Task prompt: Pull out every line with the word "installment" from the entries below.

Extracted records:
════════

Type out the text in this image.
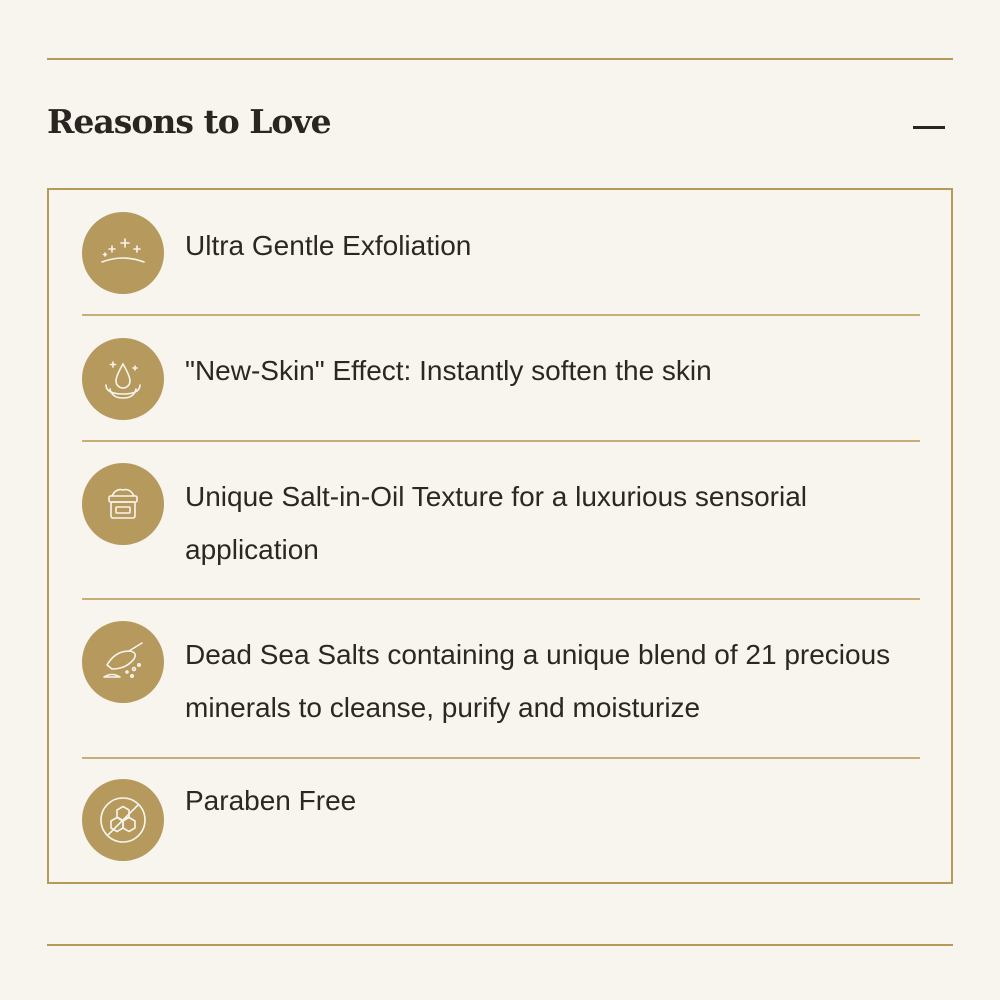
Reasons to Love
Ultra Gentle Exfoliation
"New-Skin" Effect: Instantly soften the skin
Unique Salt-in-Oil Texture for a luxurious sensorial application
Dead Sea Salts containing a unique blend of 21 precious minerals to cleanse, purify and moisturize
Paraben Free
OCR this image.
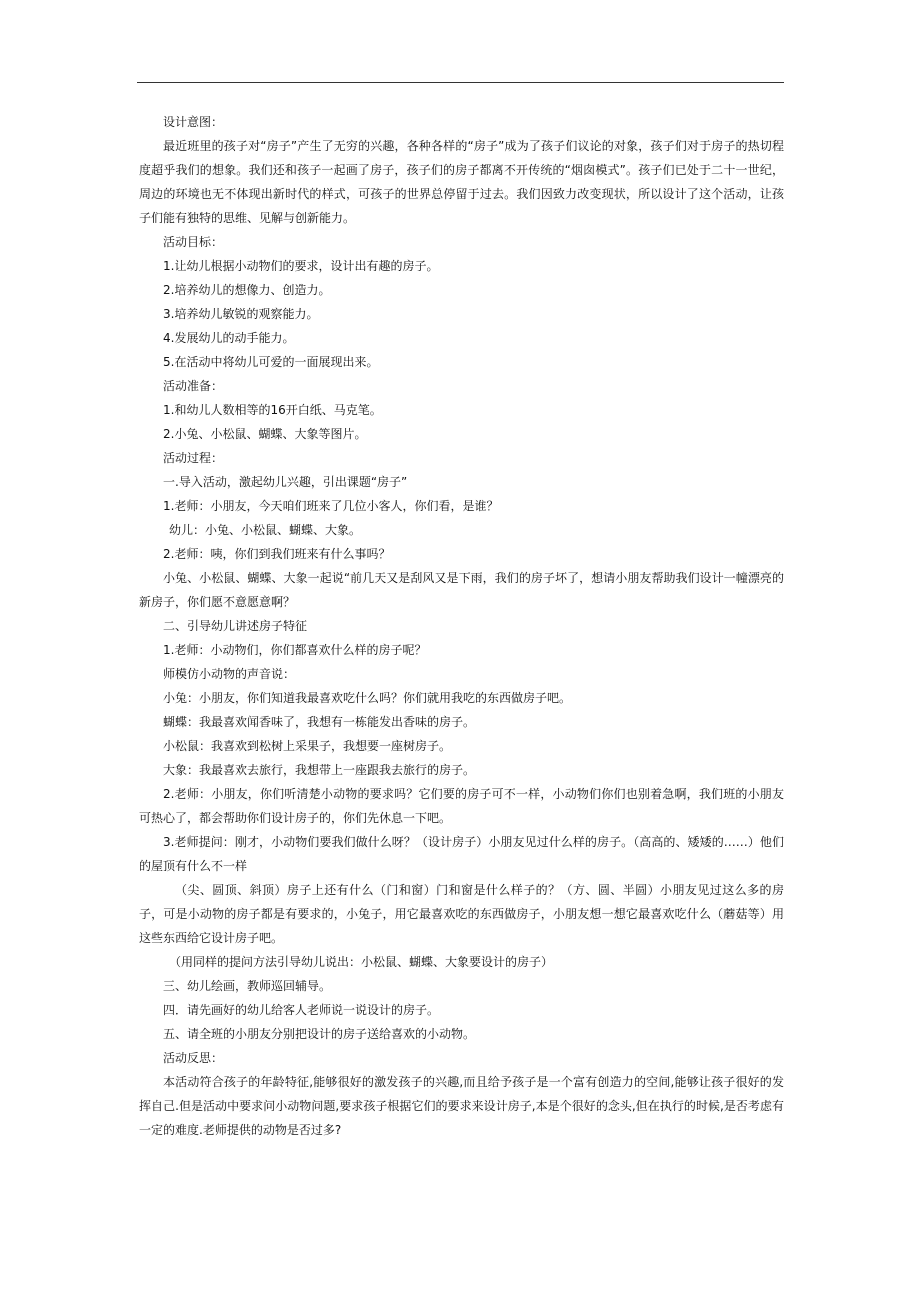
设计意图：

最近班里的孩子对“房子”产生了无穷的兴趣，各种各样的“房子”成为了孩子们议论的对象，孩子们对于房子的热切程度超乎我们的想象。我们还和孩子一起画了房子，孩子们的房子都离不开传统的“烟囱模式”。孩子们已处于二十一世纪，周边的环境也无不体现出新时代的样式，可孩子的世界总停留于过去。我们因致力改变现状，所以设计了这个活动，让孩子们能有独特的思维、见解与创新能力。

活动目标：

1.让幼儿根据小动物们的要求，设计出有趣的房子。

2.培养幼儿的想像力、创造力。

3.培养幼儿敏锐的观察能力。

4.发展幼儿的动手能力。

5.在活动中将幼儿可爱的一面展现出来。

活动准备：

1.和幼儿人数相等的16开白纸、马克笔。

2.小兔、小松鼠、蝴蝶、大象等图片。

活动过程：

一.导入活动，激起幼儿兴趣，引出课题“房子”

1.老师：小朋友，今天咱们班来了几位小客人，你们看，是谁？

幼儿：小兔、小松鼠、蝴蝶、大象。

2.老师：咦，你们到我们班来有什么事吗？

小兔、小松鼠、蝴蝶、大象一起说“前几天又是刮风又是下雨，我们的房子坏了，想请小朋友帮助我们设计一幢漂亮的新房子，你们愿不意愿意啊？

二、引导幼儿讲述房子特征

1.老师：小动物们，你们都喜欢什么样的房子呢？

师模仿小动物的声音说：

小兔：小朋友，你们知道我最喜欢吃什么吗？你们就用我吃的东西做房子吧。

蝴蝶：我最喜欢闻香味了，我想有一栋能发出香味的房子。

小松鼠：我喜欢到松树上采果子，我想要一座树房子。

大象：我最喜欢去旅行，我想带上一座跟我去旅行的房子。

2.老师：小朋友，你们听清楚小动物的要求吗？它们要的房子可不一样，小动物们你们也别着急啊，我们班的小朋友可热心了，都会帮助你们设计房子的，你们先休息一下吧。

3.老师提问：刚才，小动物们要我们做什么呀？（设计房子）小朋友见过什么样的房子。（高高的、矮矮的……）他们的屋顶有什么不一样

（尖、圆顶、斜顶）房子上还有什么（门和窗）门和窗是什么样子的？（方、圆、半圆）小朋友见过这么多的房子，可是小动物的房子都是有要求的，小兔子，用它最喜欢吃的东西做房子，小朋友想一想它最喜欢吃什么（蘑菇等）用这些东西给它设计房子吧。

（用同样的提问方法引导幼儿说出：小松鼠、蝴蝶、大象要设计的房子）

三、幼儿绘画，教师巡回辅导。

四．请先画好的幼儿给客人老师说一说设计的房子。

五、请全班的小朋友分别把设计的房子送给喜欢的小动物。

活动反思：

本活动符合孩子的年龄特征,能够很好的激发孩子的兴趣,而且给予孩子是一个富有创造力的空间,能够让孩子很好的发挥自己.但是活动中要求问小动物问题,要求孩子根据它们的要求来设计房子,本是个很好的念头,但在执行的时候,是否考虑有一定的难度.老师提供的动物是否过多?
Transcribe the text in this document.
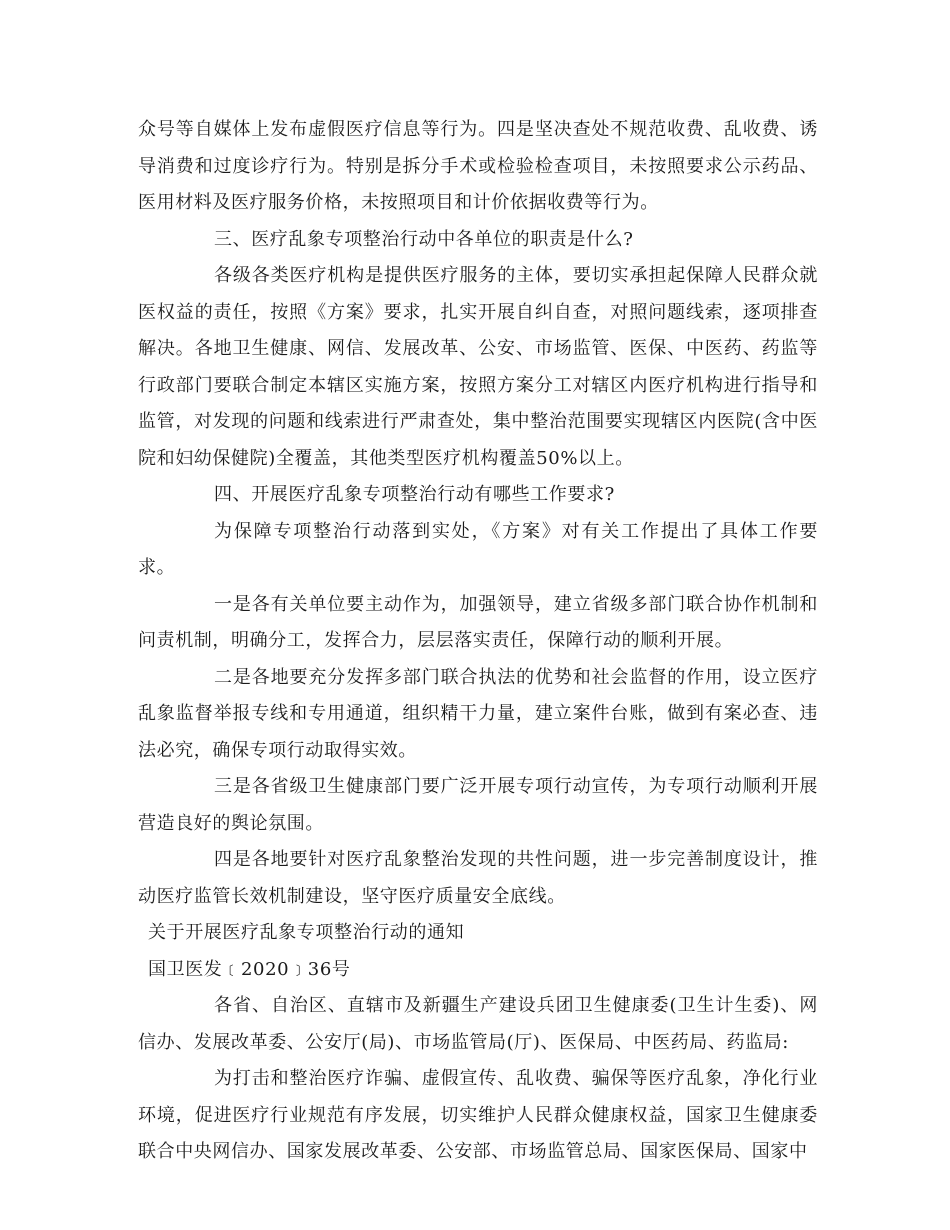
众号等自媒体上发布虚假医疗信息等行为。四是坚决查处不规范收费、乱收费、诱导消费和过度诊疗行为。特别是拆分手术或检验检查项目，未按照要求公示药品、医用材料及医疗服务价格，未按照项目和计价依据收费等行为。

三、医疗乱象专项整治行动中各单位的职责是什么?

各级各类医疗机构是提供医疗服务的主体，要切实承担起保障人民群众就医权益的责任，按照《方案》要求，扎实开展自纠自查，对照问题线索，逐项排查解决。各地卫生健康、网信、发展改革、公安、市场监管、医保、中医药、药监等行政部门要联合制定本辖区实施方案，按照方案分工对辖区内医疗机构进行指导和监管，对发现的问题和线索进行严肃查处，集中整治范围要实现辖区内医院(含中医院和妇幼保健院)全覆盖，其他类型医疗机构覆盖50%以上。

四、开展医疗乱象专项整治行动有哪些工作要求?

为保障专项整治行动落到实处，《方案》对有关工作提出了具体工作要求。

一是各有关单位要主动作为，加强领导，建立省级多部门联合协作机制和问责机制，明确分工，发挥合力，层层落实责任，保障行动的顺利开展。

二是各地要充分发挥多部门联合执法的优势和社会监督的作用，设立医疗乱象监督举报专线和专用通道，组织精干力量，建立案件台账，做到有案必查、违法必究，确保专项行动取得实效。

三是各省级卫生健康部门要广泛开展专项行动宣传，为专项行动顺利开展营造良好的舆论氛围。

四是各地要针对医疗乱象整治发现的共性问题，进一步完善制度设计，推动医疗监管长效机制建设，坚守医疗质量安全底线。

关于开展医疗乱象专项整治行动的通知

国卫医发﹝2020﹞36号

各省、自治区、直辖市及新疆生产建设兵团卫生健康委(卫生计生委)、网信办、发展改革委、公安厅(局)、市场监管局(厅)、医保局、中医药局、药监局:

为打击和整治医疗诈骗、虚假宣传、乱收费、骗保等医疗乱象，净化行业环境，促进医疗行业规范有序发展，切实维护人民群众健康权益，国家卫生健康委联合中央网信办、国家发展改革委、公安部、市场监管总局、国家医保局、国家中
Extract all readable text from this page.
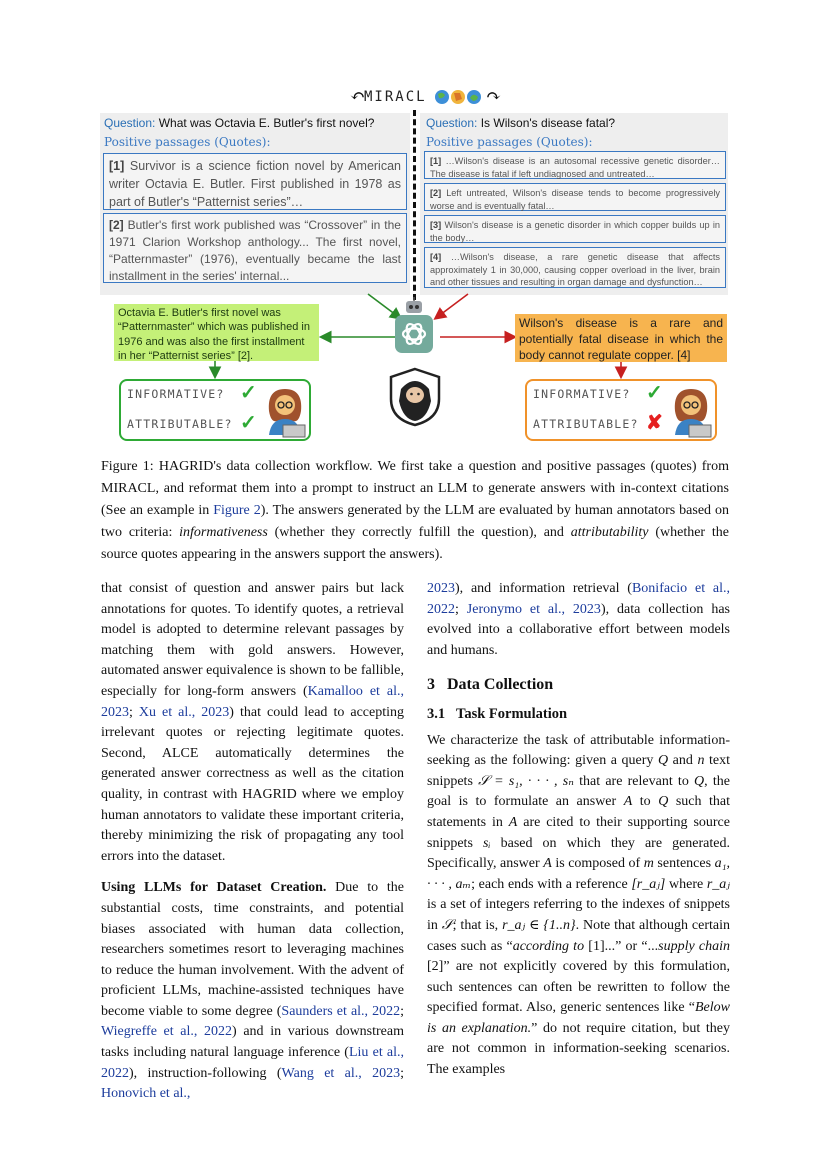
↶
MIRACL	↷
Question: What was Octavia E. Butler's first novel?
Positive passages (Quotes):
[1] Survivor is a science fiction novel by American writer Octavia E. Butler. First published in 1978 as part of Butler's “Patternist series”…
[2] Butler's first work published was “Crossover” in the 1971 Clarion Workshop anthology... The first novel, “Patternmaster” (1976), eventually became the last installment in the series' internal...
Question: Is Wilson's disease fatal?
Positive passages (Quotes):
[1] …Wilson's disease is an autosomal recessive genetic disorder… The disease is fatal if left undiagnosed and untreated…
[2] Left untreated, Wilson's disease tends to become progressively worse and is eventually fatal…
[3] Wilson's disease is a genetic disorder in which copper builds up in the body…
[4] …Wilson's disease, a rare genetic disease that affects approximately 1 in 30,000, causing copper overload in the liver, brain and other tissues and resulting in organ damage and dysfunction…
Octavia E. Butler's first novel was “Patternmaster” which was published in 1976 and was also the first installment in her “Patternist series” [2].
Wilson's disease is a rare and potentially fatal disease in which the body cannot regulate copper. [4]
INFORMATIVE? ✓
ATTRIBUTABLE? ✓
INFORMATIVE? ✓
ATTRIBUTABLE? ✘
Figure 1: HAGRID's data collection workflow. We first take a question and positive passages (quotes) from MIRACL, and reformat them into a prompt to instruct an LLM to generate answers with in-context citations (See an example in Figure 2). The answers generated by the LLM are evaluated by human annotators based on two criteria: informativeness (whether they correctly fulfill the question), and attributability (whether the source quotes appearing in the answers support the answers).

that consist of question and answer pairs but lack annotations for quotes. To identify quotes, a retrieval model is adopted to determine relevant passages by matching them with gold answers. However, automated answer equivalence is shown to be fallible, especially for long-form answers (Kamalloo et al., 2023; Xu et al., 2023) that could lead to accepting irrelevant quotes or rejecting legitimate quotes. Second, ALCE automatically determines the generated answer correctness as well as the citation quality, in contrast with HAGRID where we employ human annotators to validate these important criteria, thereby minimizing the risk of propagating any tool errors into the dataset.

Using LLMs for Dataset Creation. Due to the substantial costs, time constraints, and potential biases associated with human data collection, researchers sometimes resort to leveraging machines to reduce the human involvement. With the advent of proficient LLMs, machine-assisted techniques have become viable to some degree (Saunders et al., 2022; Wiegreffe et al., 2022) and in various downstream tasks including natural language inference (Liu et al., 2022), instruction-following (Wang et al., 2023; Honovich et al.,

2023), and information retrieval (Bonifacio et al., 2022; Jeronymo et al., 2023), data collection has evolved into a collaborative effort between models and humans.

3 Data Collection
3.1 Task Formulation

We characterize the task of attributable information-seeking as the following: given a query Q and n text snippets 𝒮 = s₁, · · · , sₙ that are relevant to Q, the goal is to formulate an answer A to Q such that statements in A are cited to their supporting source snippets sᵢ based on which they are generated. Specifically, answer A is composed of m sentences a₁, · · · , aₘ; each ends with a reference [r_aⱼ] where r_aⱼ is a set of integers referring to the indexes of snippets in 𝒮; that is, r_aⱼ ∈ {1..n}. Note that although certain cases such as “according to [1]...” or “...supply chain [2]” are not explicitly covered by this formulation, such sentences can often be rewritten to follow the specified format. Also, generic sentences like “Below is an explanation.” do not require citation, but they are not common in information-seeking scenarios. The examples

════════

Answer to the task:
[2] Butler's first work published was “Crossover” in the 1971 Clarion Workshop anthology... The first novel, “Patternmaster” (1976), eventually became the last installment in the series' internal...
Octavia E. Butler's first novel was “Patternmaster” which was published in 1976 and was also the first installment in her “Patternist series” [2].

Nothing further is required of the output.